[Excerpt from a dataset]
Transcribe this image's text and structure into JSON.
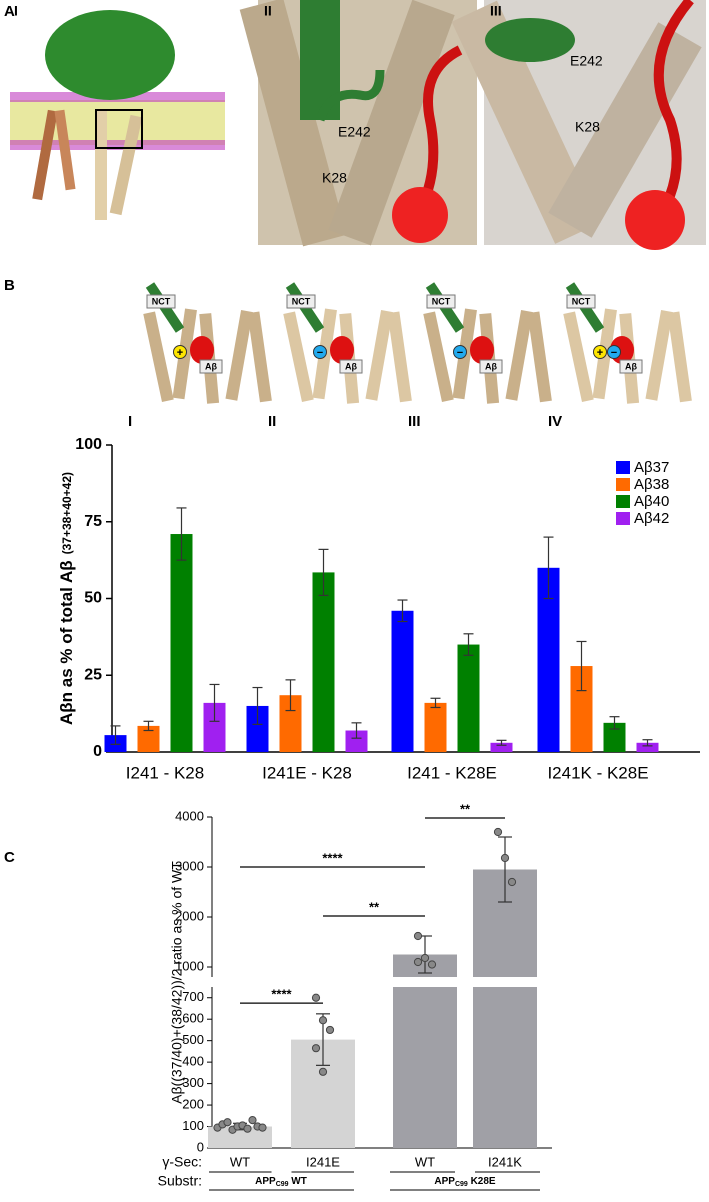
{
  "figure": {
    "panel_labels": [
      "A",
      "B",
      "C"
    ],
    "panel_a": {
      "numerals": [
        "I",
        "II",
        "III"
      ],
      "residues_ii": [
        "E242",
        "K28"
      ],
      "residues_iii": [
        "E242",
        "K28"
      ]
    },
    "panel_b": {
      "structures": [
        {
          "numeral": "I",
          "nct": "NCT",
          "abeta": "Aβ",
          "charges": [
            "+"
          ]
        },
        {
          "numeral": "II",
          "nct": "NCT",
          "abeta": "Aβ",
          "charges": [
            "−"
          ]
        },
        {
          "numeral": "III",
          "nct": "NCT",
          "abeta": "Aβ",
          "charges": [
            "−"
          ]
        },
        {
          "numeral": "IV",
          "nct": "NCT",
          "abeta": "Aβ",
          "charges": [
            "+",
            "−"
          ]
        }
      ]
    }
  },
  "chart_data": [
    {
      "type": "bar",
      "ylabel": "Aβn as % of total Aβ",
      "ylabel_sub": "(37+38+40+42)",
      "categories": [
        "I241 - K28",
        "I241E - K28",
        "I241 - K28E",
        "I241K - K28E"
      ],
      "series": [
        {
          "name": "Aβ37",
          "color": "#0000ff",
          "values": [
            5.5,
            15,
            46,
            60
          ],
          "errors": [
            3,
            6,
            3.5,
            10
          ]
        },
        {
          "name": "Aβ38",
          "color": "#ff6a00",
          "values": [
            8.5,
            18.5,
            16,
            28
          ],
          "errors": [
            1.5,
            5,
            1.5,
            8
          ]
        },
        {
          "name": "Aβ40",
          "color": "#008000",
          "values": [
            71,
            58.5,
            35,
            9.5
          ],
          "errors": [
            8.5,
            7.5,
            3.5,
            2
          ]
        },
        {
          "name": "Aβ42",
          "color": "#a020f0",
          "values": [
            16,
            7,
            3,
            3
          ],
          "errors": [
            6,
            2.5,
            0.8,
            1
          ]
        }
      ],
      "ylim": [
        0,
        100
      ],
      "yticks": [
        0,
        25,
        50,
        75,
        100
      ],
      "legend": "top-right"
    },
    {
      "type": "broken-bar",
      "ylabel": "Aβ((37/40)+(38/42))/2 ratio as % of WT",
      "row_labels": [
        "γ-Sec:",
        "Substr:"
      ],
      "categories": [
        "WT",
        "I241E",
        "WT",
        "I241K"
      ],
      "groups": [
        {
          "text": "APP",
          "sub": "C99",
          "rest": " WT"
        },
        {
          "text": "APP",
          "sub": "C99",
          "rest": " K28E"
        }
      ],
      "colors": [
        "#d4d4d4",
        "#d4d4d4",
        "#a0a0a6",
        "#a0a0a6"
      ],
      "values": [
        100,
        505,
        1250,
        2950
      ],
      "errors": [
        15,
        120,
        370,
        650
      ],
      "points": [
        [
          95,
          110,
          120,
          85,
          100,
          105,
          90,
          130,
          100,
          95
        ],
        [
          700,
          595,
          550,
          465,
          355
        ],
        [
          1620,
          1180,
          1050,
          1100
        ],
        [
          3700,
          3180,
          2700
        ]
      ],
      "ylim_lower": [
        0,
        750
      ],
      "yticks_lower": [
        0,
        100,
        200,
        300,
        400,
        500,
        600,
        700
      ],
      "ylim_upper": [
        800,
        4000
      ],
      "yticks_upper": [
        1000,
        2000,
        3000,
        4000
      ],
      "comparisons": [
        {
          "bars": [
            0,
            1
          ],
          "y": 675,
          "label": "****"
        },
        {
          "bars": [
            1,
            2
          ],
          "y": 2020,
          "label": "**"
        },
        {
          "bars": [
            0,
            2
          ],
          "y": 3000,
          "label": "****"
        },
        {
          "bars": [
            2,
            3
          ],
          "y": 3980,
          "label": "**"
        }
      ]
    }
  ]
}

Request
Copy each line of the listing that contains the string "name".

Full solution
          "name": "Aβ37",
          "name": "Aβ38",
          "name": "Aβ40",
          "name": "Aβ42",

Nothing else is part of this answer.